* _What the exercise asks_:
Collect each line holding the string "JSON".

* _Material for this task_:
++++

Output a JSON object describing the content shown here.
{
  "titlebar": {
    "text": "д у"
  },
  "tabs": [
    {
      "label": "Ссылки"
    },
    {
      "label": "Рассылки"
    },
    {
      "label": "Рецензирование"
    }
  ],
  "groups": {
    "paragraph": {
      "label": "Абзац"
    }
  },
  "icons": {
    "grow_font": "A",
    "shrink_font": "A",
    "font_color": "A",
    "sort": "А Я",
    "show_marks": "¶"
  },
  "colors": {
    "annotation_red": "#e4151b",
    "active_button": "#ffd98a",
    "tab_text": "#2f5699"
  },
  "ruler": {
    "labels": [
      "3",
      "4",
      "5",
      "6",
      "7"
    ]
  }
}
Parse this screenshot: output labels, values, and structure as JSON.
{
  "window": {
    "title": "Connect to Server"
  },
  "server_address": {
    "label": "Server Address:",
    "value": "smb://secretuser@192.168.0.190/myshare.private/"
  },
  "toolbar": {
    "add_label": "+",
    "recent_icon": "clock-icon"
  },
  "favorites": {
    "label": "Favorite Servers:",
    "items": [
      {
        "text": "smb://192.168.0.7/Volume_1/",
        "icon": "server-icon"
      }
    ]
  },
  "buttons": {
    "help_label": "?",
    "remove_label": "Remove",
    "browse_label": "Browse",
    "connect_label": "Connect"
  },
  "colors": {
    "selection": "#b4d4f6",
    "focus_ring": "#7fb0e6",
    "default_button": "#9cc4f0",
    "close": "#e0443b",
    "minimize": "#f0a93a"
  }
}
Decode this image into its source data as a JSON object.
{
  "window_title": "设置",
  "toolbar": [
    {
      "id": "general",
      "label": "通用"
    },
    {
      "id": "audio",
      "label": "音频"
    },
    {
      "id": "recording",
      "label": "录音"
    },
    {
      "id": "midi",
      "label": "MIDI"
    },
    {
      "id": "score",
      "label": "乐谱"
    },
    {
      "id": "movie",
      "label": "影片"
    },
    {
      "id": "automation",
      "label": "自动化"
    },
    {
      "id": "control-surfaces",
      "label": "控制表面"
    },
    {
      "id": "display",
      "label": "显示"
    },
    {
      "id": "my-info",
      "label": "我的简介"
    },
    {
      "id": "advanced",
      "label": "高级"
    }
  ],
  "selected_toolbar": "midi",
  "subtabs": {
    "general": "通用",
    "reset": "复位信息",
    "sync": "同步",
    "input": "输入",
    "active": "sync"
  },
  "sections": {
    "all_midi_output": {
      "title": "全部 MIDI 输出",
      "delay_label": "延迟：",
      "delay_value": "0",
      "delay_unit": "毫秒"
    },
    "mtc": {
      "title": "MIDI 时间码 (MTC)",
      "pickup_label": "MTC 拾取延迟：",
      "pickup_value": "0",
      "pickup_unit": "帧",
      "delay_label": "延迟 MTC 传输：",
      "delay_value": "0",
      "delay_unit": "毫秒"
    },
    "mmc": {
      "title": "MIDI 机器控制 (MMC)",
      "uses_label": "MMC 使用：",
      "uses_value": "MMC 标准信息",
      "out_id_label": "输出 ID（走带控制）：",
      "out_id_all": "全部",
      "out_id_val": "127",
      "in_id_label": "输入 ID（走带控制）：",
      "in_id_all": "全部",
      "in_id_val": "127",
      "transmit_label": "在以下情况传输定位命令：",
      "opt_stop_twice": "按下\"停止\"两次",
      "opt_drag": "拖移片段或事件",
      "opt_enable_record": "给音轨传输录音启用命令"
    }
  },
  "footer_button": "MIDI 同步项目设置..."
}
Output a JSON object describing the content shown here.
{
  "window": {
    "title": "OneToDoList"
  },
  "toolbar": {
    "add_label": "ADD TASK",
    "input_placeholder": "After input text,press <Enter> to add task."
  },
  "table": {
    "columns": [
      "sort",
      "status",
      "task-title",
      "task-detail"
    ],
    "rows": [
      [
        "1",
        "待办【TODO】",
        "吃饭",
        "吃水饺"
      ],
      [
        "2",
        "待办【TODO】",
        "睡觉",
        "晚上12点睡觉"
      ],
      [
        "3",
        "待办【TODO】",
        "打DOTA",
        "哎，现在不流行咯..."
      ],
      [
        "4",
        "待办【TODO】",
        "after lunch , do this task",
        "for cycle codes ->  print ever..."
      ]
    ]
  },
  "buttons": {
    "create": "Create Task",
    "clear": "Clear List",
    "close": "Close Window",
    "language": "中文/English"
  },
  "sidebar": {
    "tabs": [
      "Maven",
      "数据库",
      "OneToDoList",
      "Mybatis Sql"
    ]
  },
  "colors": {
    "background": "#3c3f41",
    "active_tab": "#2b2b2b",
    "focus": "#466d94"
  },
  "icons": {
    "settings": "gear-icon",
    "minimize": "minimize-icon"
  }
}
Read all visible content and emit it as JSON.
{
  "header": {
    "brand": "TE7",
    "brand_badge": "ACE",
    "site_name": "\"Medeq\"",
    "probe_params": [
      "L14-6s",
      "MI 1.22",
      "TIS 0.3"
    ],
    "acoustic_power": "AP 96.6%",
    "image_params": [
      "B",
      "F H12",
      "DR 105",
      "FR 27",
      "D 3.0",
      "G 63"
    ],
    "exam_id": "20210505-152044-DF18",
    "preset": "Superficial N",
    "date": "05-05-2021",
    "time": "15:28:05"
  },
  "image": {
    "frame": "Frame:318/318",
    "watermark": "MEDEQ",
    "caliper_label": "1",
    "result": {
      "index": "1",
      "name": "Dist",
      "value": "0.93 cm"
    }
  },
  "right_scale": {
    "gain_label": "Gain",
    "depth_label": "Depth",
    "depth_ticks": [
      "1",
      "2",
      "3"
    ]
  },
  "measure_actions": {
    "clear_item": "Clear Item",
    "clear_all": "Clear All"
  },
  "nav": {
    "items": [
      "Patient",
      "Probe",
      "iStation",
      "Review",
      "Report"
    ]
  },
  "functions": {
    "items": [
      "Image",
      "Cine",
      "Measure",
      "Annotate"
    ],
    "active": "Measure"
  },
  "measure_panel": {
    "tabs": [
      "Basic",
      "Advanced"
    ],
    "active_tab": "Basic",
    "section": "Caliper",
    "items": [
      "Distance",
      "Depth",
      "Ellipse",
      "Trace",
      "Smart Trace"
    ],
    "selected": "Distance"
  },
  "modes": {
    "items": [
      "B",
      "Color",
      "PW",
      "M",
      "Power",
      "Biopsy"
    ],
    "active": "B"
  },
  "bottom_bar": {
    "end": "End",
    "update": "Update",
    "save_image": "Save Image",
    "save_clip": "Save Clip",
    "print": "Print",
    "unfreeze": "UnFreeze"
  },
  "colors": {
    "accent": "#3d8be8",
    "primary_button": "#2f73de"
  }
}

++++

* _Response to the task_:
Output a JSON object describing the content shown here.
Parse this screenshot: output labels, values, and structure as JSON.
Decode this image into its source data as a JSON object.
Output a JSON object describing the content shown here.
Read all visible content and emit it as JSON.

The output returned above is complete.